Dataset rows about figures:
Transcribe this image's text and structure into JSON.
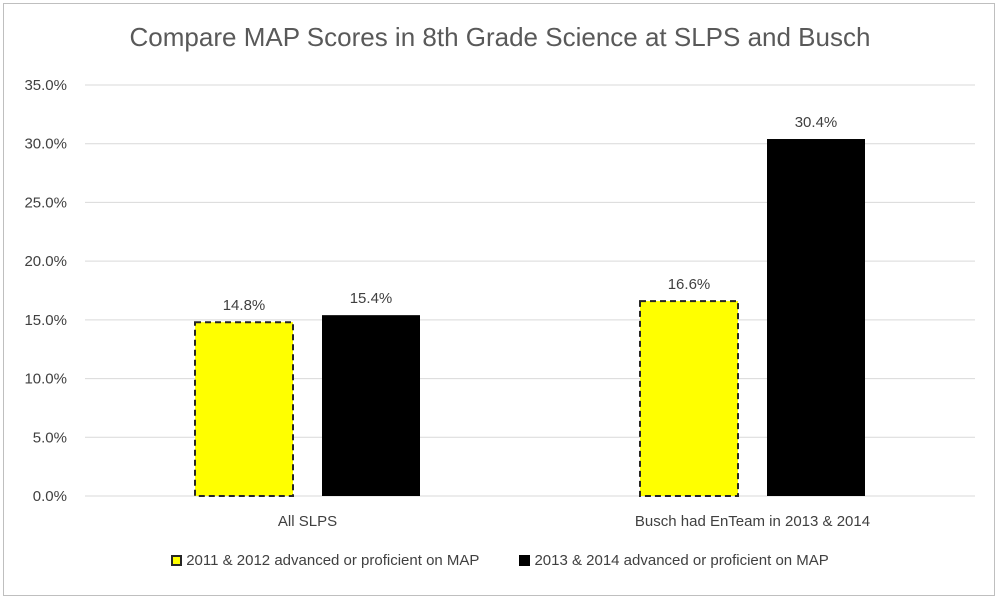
{
  "chart_data": {
    "type": "bar",
    "title": "Compare MAP Scores in 8th Grade Science at SLPS and Busch",
    "categories": [
      "All SLPS",
      "Busch had EnTeam in 2013 & 2014"
    ],
    "series": [
      {
        "name": "2011 & 2012 advanced or proficient on MAP",
        "values": [
          14.8,
          16.6
        ],
        "labels": [
          "14.8%",
          "16.6%"
        ],
        "color": "#ffff00",
        "border": "dashed"
      },
      {
        "name": "2013 & 2014 advanced or proficient on MAP",
        "values": [
          15.4,
          30.4
        ],
        "labels": [
          "15.4%",
          "30.4%"
        ],
        "color": "#000000",
        "border": "none"
      }
    ],
    "yticks": [
      "0.0%",
      "5.0%",
      "10.0%",
      "15.0%",
      "20.0%",
      "25.0%",
      "30.0%",
      "35.0%"
    ],
    "ylim": [
      0,
      35
    ],
    "grid": true,
    "legend_position": "bottom",
    "xlabel": "",
    "ylabel": ""
  }
}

**TASK DESCRIPTION**: Omit every picture, then repeat the remaining data exactly as it appears above.

**RESULT OF THE TASK**:
Transcribe this image's text and structure into JSON.
{
  "chart_data": {
    "type": "bar",
    "title": "Compare MAP Scores in 8th Grade Science at SLPS and Busch",
    "categories": [
      "All SLPS",
      "Busch had EnTeam in 2013 & 2014"
    ],
    "series": [
      {
        "name": "2011 & 2012 advanced or proficient on MAP",
        "values": [
          14.8,
          16.6
        ],
        "labels": [
          "14.8%",
          "16.6%"
        ],
        "color": "#ffff00",
        "border": "dashed"
      },
      {
        "name": "2013 & 2014 advanced or proficient on MAP",
        "values": [
          15.4,
          30.4
        ],
        "labels": [
          "15.4%",
          "30.4%"
        ],
        "color": "#000000",
        "border": "none"
      }
    ],
    "yticks": [
      "0.0%",
      "5.0%",
      "10.0%",
      "15.0%",
      "20.0%",
      "25.0%",
      "30.0%",
      "35.0%"
    ],
    "ylim": [
      0,
      35
    ],
    "grid": true,
    "legend_position": "bottom",
    "xlabel": "",
    "ylabel": ""
  }
}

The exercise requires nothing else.